* Written request *
Select, from the data, each line where "depth" occurs.

--- Data for processing ---

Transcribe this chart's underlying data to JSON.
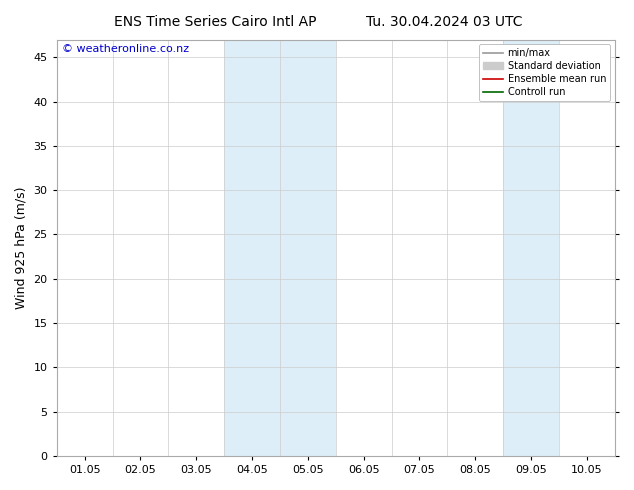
{
  "title_left": "ENS Time Series Cairo Intl AP",
  "title_right": "Tu. 30.04.2024 03 UTC",
  "ylabel": "Wind 925 hPa (m/s)",
  "watermark": "© weatheronline.co.nz",
  "xlim": [
    0,
    10
  ],
  "ylim": [
    0,
    47
  ],
  "yticks": [
    0,
    5,
    10,
    15,
    20,
    25,
    30,
    35,
    40,
    45
  ],
  "xtick_labels": [
    "01.05",
    "02.05",
    "03.05",
    "04.05",
    "05.05",
    "06.05",
    "07.05",
    "08.05",
    "09.05",
    "10.05"
  ],
  "xtick_positions": [
    0.5,
    1.5,
    2.5,
    3.5,
    4.5,
    5.5,
    6.5,
    7.5,
    8.5,
    9.5
  ],
  "shaded_regions": [
    {
      "xmin": 3.0,
      "xmax": 4.0,
      "color": "#ddeef8"
    },
    {
      "xmin": 4.0,
      "xmax": 5.0,
      "color": "#ddeef8"
    },
    {
      "xmin": 8.0,
      "xmax": 9.0,
      "color": "#ddeef8"
    }
  ],
  "legend_items": [
    {
      "label": "min/max",
      "color": "#999999",
      "lw": 1.2,
      "style": "-",
      "type": "line"
    },
    {
      "label": "Standard deviation",
      "color": "#cccccc",
      "lw": 5,
      "style": "-",
      "type": "patch"
    },
    {
      "label": "Ensemble mean run",
      "color": "#cc0000",
      "lw": 1.2,
      "style": "-",
      "type": "line"
    },
    {
      "label": "Controll run",
      "color": "#006600",
      "lw": 1.2,
      "style": "-",
      "type": "line"
    }
  ],
  "background_color": "#ffffff",
  "plot_bg_color": "#ffffff",
  "border_color": "#000000",
  "title_fontsize": 10,
  "label_fontsize": 9,
  "tick_fontsize": 8,
  "watermark_color": "#0000cc",
  "watermark_fontsize": 8,
  "grid_color": "#cccccc",
  "grid_lw": 0.5
}
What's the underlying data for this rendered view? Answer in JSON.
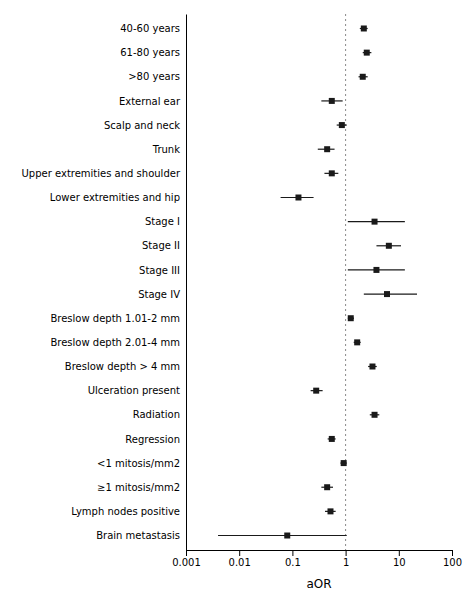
{
  "chart_data": {
    "type": "forest",
    "x_label": "aOR",
    "categories": [
      "40-60 years",
      "61-80 years",
      ">80 years",
      "External ear",
      "Scalp and neck",
      "Trunk",
      "Upper extremities and shoulder",
      "Lower extremities and hip",
      "Stage I",
      "Stage II",
      "Stage III",
      "Stage IV",
      "Breslow depth 1.01-2 mm",
      "Breslow depth 2.01-4 mm",
      "Breslow depth > 4 mm",
      "Ulceration present",
      "Radiation",
      "Regression",
      "<1 mitosis/mm2",
      "≥1 mitosis/mm2",
      "Lymph nodes positive",
      "Brain metastasis"
    ],
    "values": [
      2.2,
      2.5,
      2.1,
      0.55,
      0.85,
      0.45,
      0.55,
      0.13,
      3.5,
      6.5,
      3.8,
      6.0,
      1.25,
      1.65,
      3.2,
      0.28,
      3.5,
      0.55,
      0.92,
      0.45,
      0.52,
      0.08
    ],
    "ci_low": [
      1.85,
      2.1,
      1.75,
      0.35,
      0.68,
      0.3,
      0.4,
      0.06,
      1.1,
      3.8,
      1.1,
      2.2,
      1.1,
      1.42,
      2.65,
      0.22,
      2.85,
      0.46,
      0.8,
      0.35,
      0.41,
      0.004
    ],
    "ci_high": [
      2.6,
      3.05,
      2.6,
      0.88,
      1.05,
      0.62,
      0.73,
      0.25,
      13.0,
      11.0,
      13.0,
      22.0,
      1.44,
      1.92,
      3.85,
      0.37,
      4.3,
      0.65,
      1.05,
      0.58,
      0.65,
      1.05
    ],
    "reference_line": 1.0,
    "log": "x",
    "xlim": [
      0.001,
      100
    ],
    "xticks": [
      0.001,
      0.01,
      0.1,
      1,
      10,
      100
    ],
    "color": "#1a1a1a",
    "marker": "square",
    "grid": false
  }
}
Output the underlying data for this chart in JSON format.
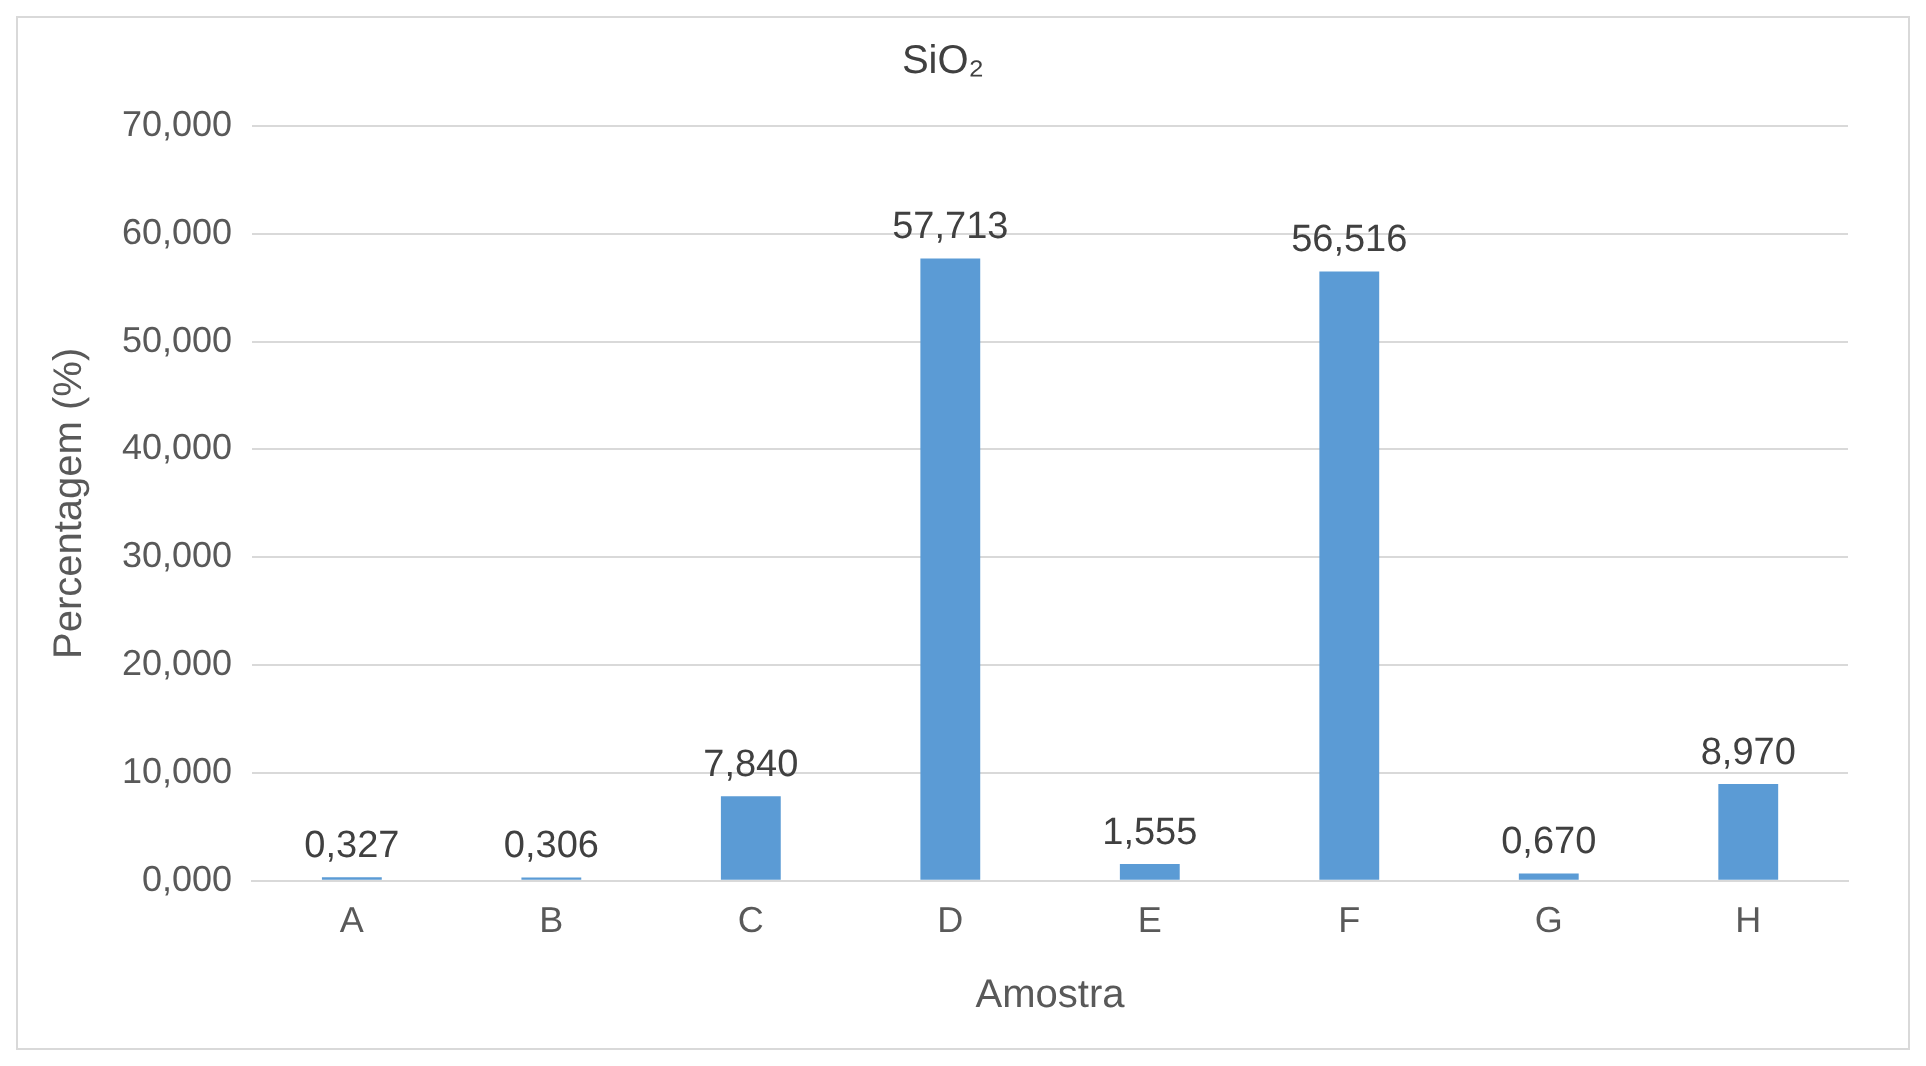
{
  "chart_data": {
    "type": "bar",
    "title": "SiO₂",
    "xlabel": "Amostra",
    "ylabel": "Percentagem (%)",
    "categories": [
      "A",
      "B",
      "C",
      "D",
      "E",
      "F",
      "G",
      "H"
    ],
    "values": [
      0.327,
      0.306,
      7.84,
      57.713,
      1.555,
      56.516,
      0.67,
      8.97
    ],
    "value_labels": [
      "0,327",
      "0,306",
      "7,840",
      "57,713",
      "1,555",
      "56,516",
      "0,670",
      "8,970"
    ],
    "color": "#5b9bd5",
    "ylim": [
      0,
      70
    ],
    "yticks": [
      {
        "value": 0,
        "label": "0,000"
      },
      {
        "value": 10,
        "label": "10,000"
      },
      {
        "value": 20,
        "label": "20,000"
      },
      {
        "value": 30,
        "label": "30,000"
      },
      {
        "value": 40,
        "label": "40,000"
      },
      {
        "value": 50,
        "label": "50,000"
      },
      {
        "value": 60,
        "label": "60,000"
      },
      {
        "value": 70,
        "label": "70,000"
      }
    ],
    "grid": "y",
    "legend": false
  }
}
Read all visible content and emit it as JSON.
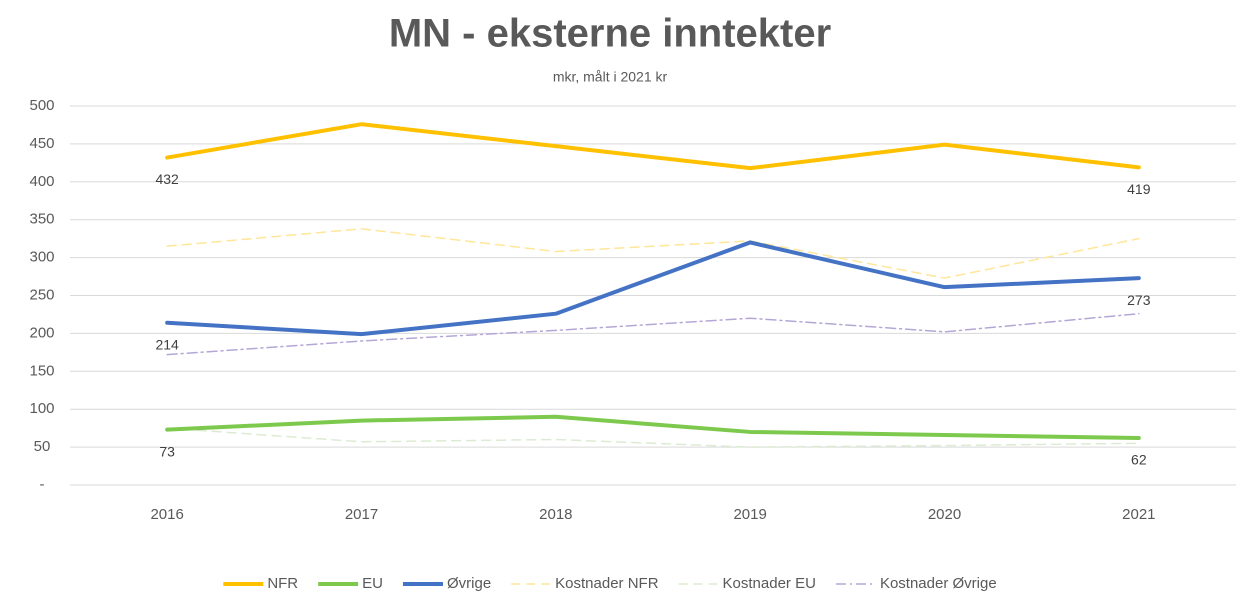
{
  "chart_data": {
    "type": "line",
    "title": "MN - eksterne inntekter",
    "subtitle": "mkr, målt i 2021 kr",
    "categories": [
      "2016",
      "2017",
      "2018",
      "2019",
      "2020",
      "2021"
    ],
    "series": [
      {
        "name": "NFR",
        "color": "#ffc000",
        "style": "solid",
        "values": [
          432,
          476,
          447,
          418,
          449,
          419
        ],
        "data_labels": "first-last"
      },
      {
        "name": "EU",
        "color": "#7dc94d",
        "style": "solid",
        "values": [
          73,
          85,
          90,
          70,
          66,
          62
        ],
        "data_labels": "first-last"
      },
      {
        "name": "Øvrige",
        "color": "#4472c4",
        "style": "solid",
        "values": [
          214,
          199,
          226,
          320,
          261,
          273
        ],
        "data_labels": "first-last"
      },
      {
        "name": "Kostnader NFR",
        "color": "#ffe699",
        "style": "dashed",
        "values": [
          315,
          338,
          308,
          322,
          273,
          325
        ]
      },
      {
        "name": "Kostnader EU",
        "color": "#dcebd3",
        "style": "dashed",
        "values": [
          75,
          57,
          60,
          50,
          52,
          55
        ]
      },
      {
        "name": "Kostnader Øvrige",
        "color": "#b4a7d6",
        "style": "dashdot",
        "values": [
          172,
          190,
          204,
          220,
          202,
          226
        ]
      }
    ],
    "ylim": [
      0,
      500
    ],
    "yticks": [
      {
        "value": 0,
        "label": "-"
      },
      50,
      100,
      150,
      200,
      250,
      300,
      350,
      400,
      450,
      500
    ],
    "grid": true,
    "legend": "bottom"
  }
}
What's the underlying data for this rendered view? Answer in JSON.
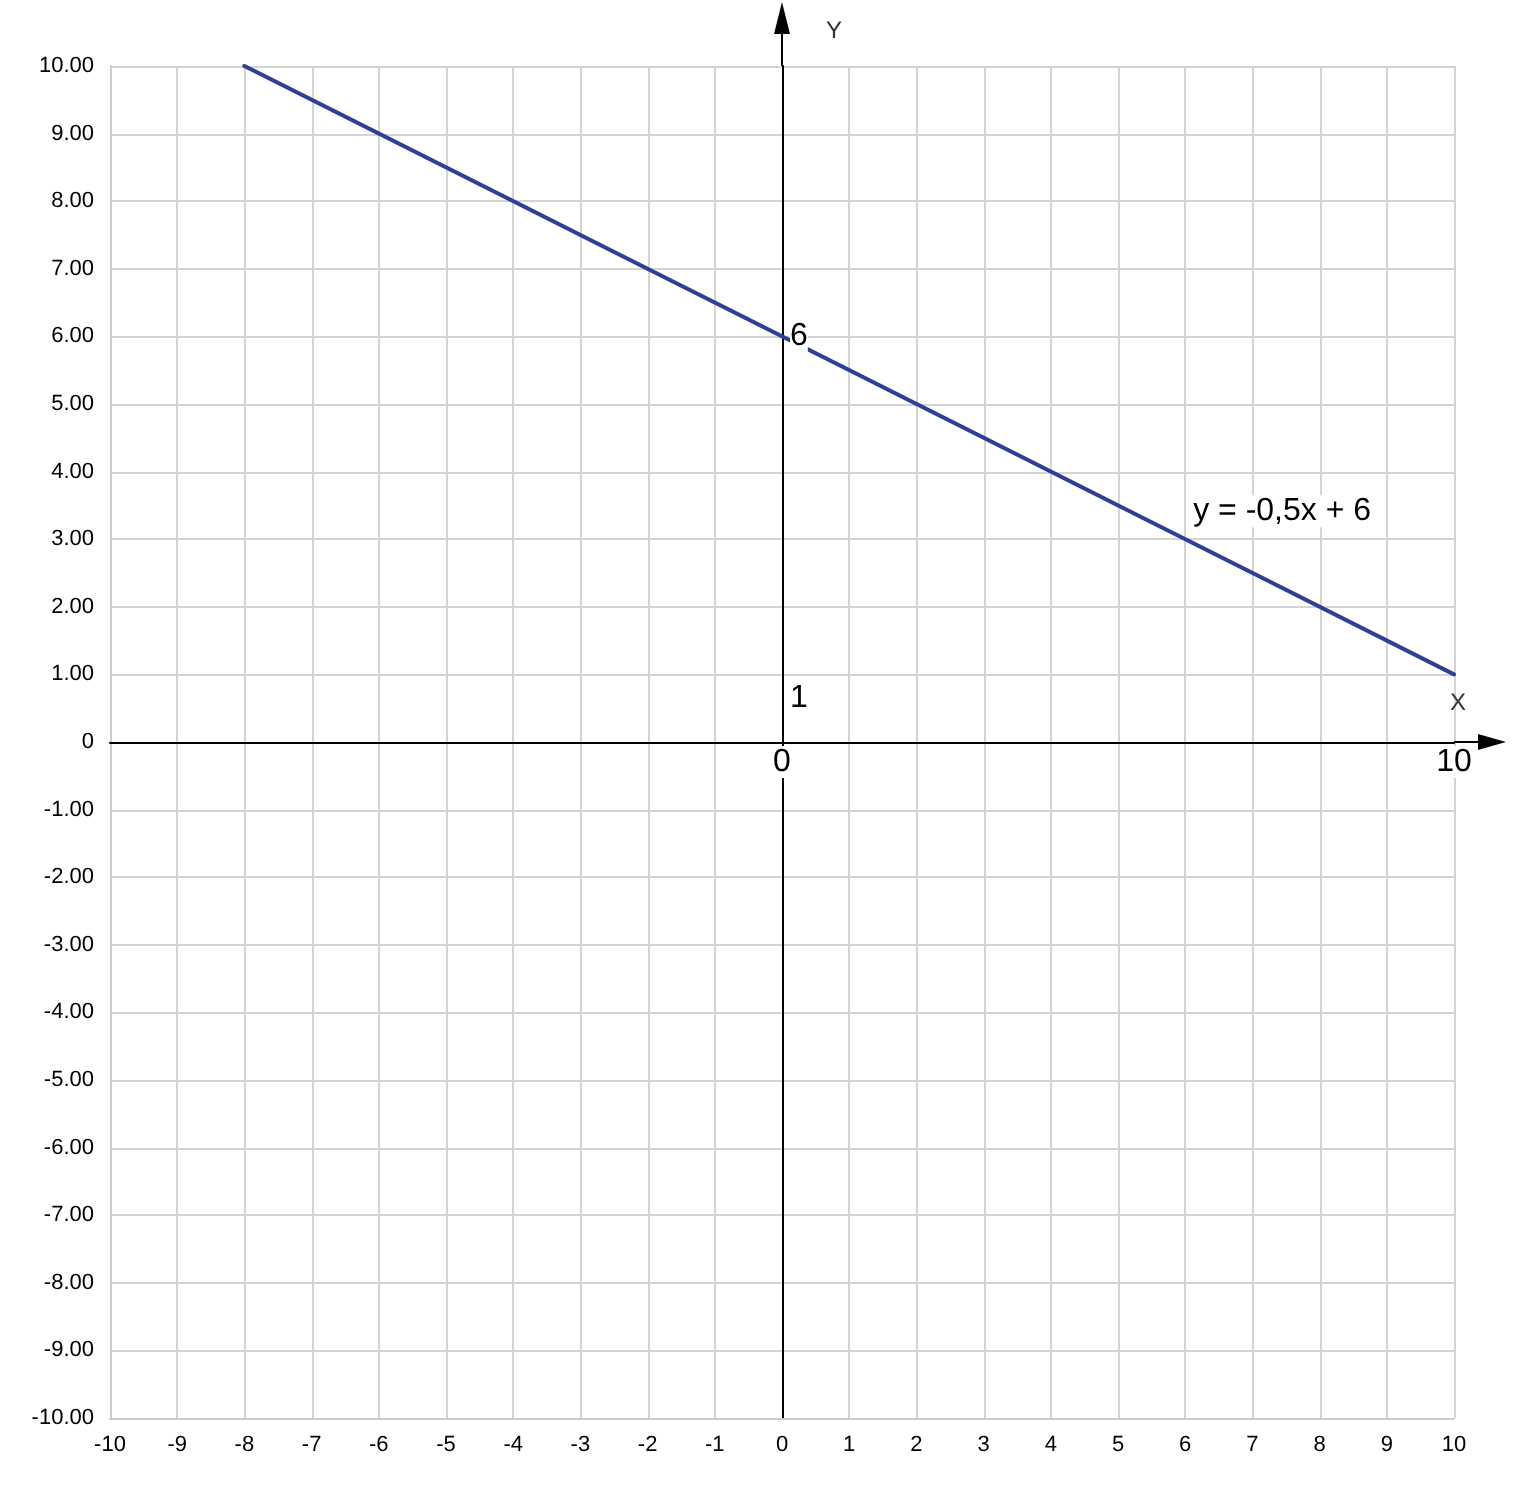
{
  "chart_data": {
    "type": "line",
    "xlabel": "X",
    "ylabel": "Y",
    "series": [
      {
        "color": "#2e3f95",
        "x": [
          -8,
          10
        ],
        "values": [
          10,
          1
        ]
      }
    ],
    "xlim": [
      -10,
      10
    ],
    "xticks": [
      -10,
      -9,
      -8,
      -7,
      -6,
      -5,
      -4,
      -3,
      -2,
      -1,
      0,
      1,
      2,
      3,
      4,
      5,
      6,
      7,
      8,
      9,
      10
    ],
    "ylim": [
      -10,
      10
    ],
    "yticks": [
      {
        "value": -10,
        "label": "-10.00"
      },
      {
        "value": -9,
        "label": "-9.00"
      },
      {
        "value": -8,
        "label": "-8.00"
      },
      {
        "value": -7,
        "label": "-7.00"
      },
      {
        "value": -6,
        "label": "-6.00"
      },
      {
        "value": -5,
        "label": "-5.00"
      },
      {
        "value": -4,
        "label": "-4.00"
      },
      {
        "value": -3,
        "label": "-3.00"
      },
      {
        "value": -2,
        "label": "-2.00"
      },
      {
        "value": -1,
        "label": "-1.00"
      },
      {
        "value": 0,
        "label": "0"
      },
      {
        "value": 1,
        "label": "1.00"
      },
      {
        "value": 2,
        "label": "2.00"
      },
      {
        "value": 3,
        "label": "3.00"
      },
      {
        "value": 4,
        "label": "4.00"
      },
      {
        "value": 5,
        "label": "5.00"
      },
      {
        "value": 6,
        "label": "6.00"
      },
      {
        "value": 7,
        "label": "7.00"
      },
      {
        "value": 8,
        "label": "8.00"
      },
      {
        "value": 9,
        "label": "9.00"
      },
      {
        "value": 10,
        "label": "10.00"
      }
    ],
    "grid": true,
    "marker": "none",
    "line_style": "solid",
    "annotations": [
      {
        "text": "y = -0,5x + 6",
        "x": 6,
        "y": 3
      },
      {
        "text": "6",
        "x": 0,
        "y": 6
      },
      "1",
      "0",
      "10"
    ]
  }
}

---

* Full output *
      "Breslow depth 1.01-2 mm",
      "Breslow depth 2.01-4 mm",
      "Breslow depth > 4 mm",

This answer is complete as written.